**TO BE DONE**
Identify every line in the records below that contains the word "grid", and reproduce each one.

**ENTRIES PROVIDED**
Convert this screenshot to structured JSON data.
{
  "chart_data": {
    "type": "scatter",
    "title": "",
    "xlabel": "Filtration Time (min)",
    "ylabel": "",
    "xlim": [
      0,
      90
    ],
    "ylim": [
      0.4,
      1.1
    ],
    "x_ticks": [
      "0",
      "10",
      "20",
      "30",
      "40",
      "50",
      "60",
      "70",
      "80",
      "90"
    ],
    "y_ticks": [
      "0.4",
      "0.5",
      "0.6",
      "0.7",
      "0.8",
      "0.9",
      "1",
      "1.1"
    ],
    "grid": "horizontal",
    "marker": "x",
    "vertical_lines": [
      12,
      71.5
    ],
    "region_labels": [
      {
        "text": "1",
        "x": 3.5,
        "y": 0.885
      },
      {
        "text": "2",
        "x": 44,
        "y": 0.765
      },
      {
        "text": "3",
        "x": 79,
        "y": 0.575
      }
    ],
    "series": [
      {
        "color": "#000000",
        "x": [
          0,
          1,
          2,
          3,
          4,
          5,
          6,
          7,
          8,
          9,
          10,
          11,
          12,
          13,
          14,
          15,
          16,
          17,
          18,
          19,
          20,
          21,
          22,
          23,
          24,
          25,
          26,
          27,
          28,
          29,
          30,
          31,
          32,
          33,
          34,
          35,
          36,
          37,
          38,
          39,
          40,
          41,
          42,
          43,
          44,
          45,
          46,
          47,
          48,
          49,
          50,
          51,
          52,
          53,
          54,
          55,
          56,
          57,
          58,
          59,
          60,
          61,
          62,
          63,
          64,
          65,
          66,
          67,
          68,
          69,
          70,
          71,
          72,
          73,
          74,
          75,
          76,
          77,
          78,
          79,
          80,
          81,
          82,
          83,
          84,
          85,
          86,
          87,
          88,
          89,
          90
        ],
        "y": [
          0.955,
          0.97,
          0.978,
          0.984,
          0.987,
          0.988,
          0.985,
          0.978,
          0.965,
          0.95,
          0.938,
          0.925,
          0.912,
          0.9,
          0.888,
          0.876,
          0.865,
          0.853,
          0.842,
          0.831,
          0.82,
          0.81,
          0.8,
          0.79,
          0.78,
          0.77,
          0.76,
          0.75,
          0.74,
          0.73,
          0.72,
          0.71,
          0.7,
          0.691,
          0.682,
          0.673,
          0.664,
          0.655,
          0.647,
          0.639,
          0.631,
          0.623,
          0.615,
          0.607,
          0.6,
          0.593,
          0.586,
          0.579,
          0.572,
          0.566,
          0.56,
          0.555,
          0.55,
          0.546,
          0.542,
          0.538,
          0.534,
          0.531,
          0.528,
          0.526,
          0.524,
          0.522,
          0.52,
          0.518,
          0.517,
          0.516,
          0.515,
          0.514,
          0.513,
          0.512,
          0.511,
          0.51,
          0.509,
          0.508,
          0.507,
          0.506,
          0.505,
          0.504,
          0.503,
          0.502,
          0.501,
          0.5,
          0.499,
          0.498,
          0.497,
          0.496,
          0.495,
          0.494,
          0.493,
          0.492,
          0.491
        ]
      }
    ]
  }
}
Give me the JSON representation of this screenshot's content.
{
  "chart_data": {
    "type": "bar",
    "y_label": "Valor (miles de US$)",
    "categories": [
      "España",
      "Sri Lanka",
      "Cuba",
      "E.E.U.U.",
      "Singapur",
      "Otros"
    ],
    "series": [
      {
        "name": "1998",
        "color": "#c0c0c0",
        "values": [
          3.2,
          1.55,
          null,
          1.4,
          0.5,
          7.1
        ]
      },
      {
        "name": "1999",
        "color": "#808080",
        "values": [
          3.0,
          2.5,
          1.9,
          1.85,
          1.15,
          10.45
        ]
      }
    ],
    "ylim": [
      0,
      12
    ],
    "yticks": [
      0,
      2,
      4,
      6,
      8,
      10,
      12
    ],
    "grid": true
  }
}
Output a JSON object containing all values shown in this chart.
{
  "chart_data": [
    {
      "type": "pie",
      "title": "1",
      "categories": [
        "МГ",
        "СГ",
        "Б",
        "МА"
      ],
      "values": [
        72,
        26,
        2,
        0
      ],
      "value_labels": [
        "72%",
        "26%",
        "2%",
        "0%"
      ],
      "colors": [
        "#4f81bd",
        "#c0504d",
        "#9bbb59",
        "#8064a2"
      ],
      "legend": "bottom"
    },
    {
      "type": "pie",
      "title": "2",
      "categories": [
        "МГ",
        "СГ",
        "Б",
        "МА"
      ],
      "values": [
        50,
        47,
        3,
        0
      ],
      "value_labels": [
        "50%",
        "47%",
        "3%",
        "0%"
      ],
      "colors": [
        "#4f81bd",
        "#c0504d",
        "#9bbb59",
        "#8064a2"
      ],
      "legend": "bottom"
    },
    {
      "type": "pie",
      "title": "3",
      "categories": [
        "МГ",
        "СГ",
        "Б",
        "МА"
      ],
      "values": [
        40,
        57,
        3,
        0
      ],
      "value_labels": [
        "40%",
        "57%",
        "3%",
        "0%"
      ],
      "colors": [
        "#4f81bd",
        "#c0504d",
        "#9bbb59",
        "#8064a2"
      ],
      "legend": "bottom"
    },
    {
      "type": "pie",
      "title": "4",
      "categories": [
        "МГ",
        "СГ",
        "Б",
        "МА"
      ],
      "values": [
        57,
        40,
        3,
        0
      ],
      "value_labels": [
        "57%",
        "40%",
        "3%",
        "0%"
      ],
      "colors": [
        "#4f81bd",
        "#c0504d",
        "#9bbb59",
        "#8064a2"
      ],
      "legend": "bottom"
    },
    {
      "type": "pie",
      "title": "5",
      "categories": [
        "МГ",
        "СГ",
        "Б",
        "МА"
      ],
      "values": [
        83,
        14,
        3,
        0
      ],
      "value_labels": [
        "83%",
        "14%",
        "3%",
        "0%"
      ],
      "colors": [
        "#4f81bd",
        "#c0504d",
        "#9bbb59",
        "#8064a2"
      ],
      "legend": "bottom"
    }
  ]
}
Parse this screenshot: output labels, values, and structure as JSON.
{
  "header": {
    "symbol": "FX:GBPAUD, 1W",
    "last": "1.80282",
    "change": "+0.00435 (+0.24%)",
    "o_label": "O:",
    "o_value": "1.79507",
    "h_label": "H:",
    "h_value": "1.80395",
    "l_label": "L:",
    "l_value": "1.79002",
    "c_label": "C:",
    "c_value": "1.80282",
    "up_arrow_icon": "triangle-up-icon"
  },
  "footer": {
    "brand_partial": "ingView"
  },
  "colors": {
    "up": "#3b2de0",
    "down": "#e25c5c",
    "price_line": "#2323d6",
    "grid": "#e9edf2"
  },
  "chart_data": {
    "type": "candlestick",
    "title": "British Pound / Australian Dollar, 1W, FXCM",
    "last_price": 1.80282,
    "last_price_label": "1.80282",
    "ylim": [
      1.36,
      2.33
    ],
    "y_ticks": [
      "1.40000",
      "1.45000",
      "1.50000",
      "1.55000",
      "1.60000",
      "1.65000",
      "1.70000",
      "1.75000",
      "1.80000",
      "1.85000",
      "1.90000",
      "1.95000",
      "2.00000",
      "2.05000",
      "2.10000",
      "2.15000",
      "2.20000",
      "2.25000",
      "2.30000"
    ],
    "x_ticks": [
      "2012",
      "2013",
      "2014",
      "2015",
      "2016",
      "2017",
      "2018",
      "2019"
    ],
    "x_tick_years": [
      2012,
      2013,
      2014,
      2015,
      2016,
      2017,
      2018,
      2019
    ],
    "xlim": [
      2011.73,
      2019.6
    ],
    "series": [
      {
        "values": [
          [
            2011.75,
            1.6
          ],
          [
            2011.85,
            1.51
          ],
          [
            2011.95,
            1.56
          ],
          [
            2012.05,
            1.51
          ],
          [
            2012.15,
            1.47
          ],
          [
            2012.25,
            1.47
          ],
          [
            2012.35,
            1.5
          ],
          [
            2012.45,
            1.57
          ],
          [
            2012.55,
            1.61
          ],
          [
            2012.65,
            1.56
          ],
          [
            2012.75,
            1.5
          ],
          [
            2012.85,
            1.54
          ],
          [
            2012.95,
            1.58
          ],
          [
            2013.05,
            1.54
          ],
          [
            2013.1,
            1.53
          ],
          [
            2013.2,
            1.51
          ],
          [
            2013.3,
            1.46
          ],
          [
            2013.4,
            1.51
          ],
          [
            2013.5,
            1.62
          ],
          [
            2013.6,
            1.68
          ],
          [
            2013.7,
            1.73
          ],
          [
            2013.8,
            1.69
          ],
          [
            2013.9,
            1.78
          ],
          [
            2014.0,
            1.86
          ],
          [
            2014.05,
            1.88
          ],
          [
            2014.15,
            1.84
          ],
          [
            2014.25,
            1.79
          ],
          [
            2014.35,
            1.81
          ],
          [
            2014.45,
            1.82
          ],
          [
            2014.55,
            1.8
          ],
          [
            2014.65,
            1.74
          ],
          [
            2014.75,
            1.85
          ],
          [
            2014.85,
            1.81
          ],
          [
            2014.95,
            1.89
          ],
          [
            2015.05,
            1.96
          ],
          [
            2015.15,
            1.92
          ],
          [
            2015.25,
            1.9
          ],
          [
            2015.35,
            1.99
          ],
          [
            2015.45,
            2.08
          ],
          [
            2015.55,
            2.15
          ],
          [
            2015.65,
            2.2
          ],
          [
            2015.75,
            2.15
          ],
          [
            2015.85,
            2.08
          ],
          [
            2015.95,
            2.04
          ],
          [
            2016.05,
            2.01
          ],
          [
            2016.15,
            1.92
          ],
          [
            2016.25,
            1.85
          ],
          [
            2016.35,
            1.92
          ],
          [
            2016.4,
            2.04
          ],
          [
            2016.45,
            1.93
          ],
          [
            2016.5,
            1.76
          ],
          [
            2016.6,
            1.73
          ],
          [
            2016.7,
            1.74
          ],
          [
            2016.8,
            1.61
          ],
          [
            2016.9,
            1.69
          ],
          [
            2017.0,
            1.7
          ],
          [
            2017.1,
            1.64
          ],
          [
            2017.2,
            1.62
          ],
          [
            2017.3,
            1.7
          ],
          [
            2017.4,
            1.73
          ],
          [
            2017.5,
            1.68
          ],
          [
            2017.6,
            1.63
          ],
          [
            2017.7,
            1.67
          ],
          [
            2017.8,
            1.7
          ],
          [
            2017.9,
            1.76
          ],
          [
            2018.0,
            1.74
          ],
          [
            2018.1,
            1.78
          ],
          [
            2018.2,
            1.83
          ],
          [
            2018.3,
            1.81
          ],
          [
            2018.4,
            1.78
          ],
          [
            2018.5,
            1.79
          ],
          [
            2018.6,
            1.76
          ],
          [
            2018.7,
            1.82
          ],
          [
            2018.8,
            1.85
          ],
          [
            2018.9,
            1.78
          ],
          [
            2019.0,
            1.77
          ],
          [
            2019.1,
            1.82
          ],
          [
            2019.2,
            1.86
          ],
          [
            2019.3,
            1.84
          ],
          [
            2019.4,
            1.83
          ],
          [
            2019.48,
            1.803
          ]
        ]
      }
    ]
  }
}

**FULL OUTPUT**
    "grid": "horizontal",
    "grid": true
    "grid": "#e9edf2"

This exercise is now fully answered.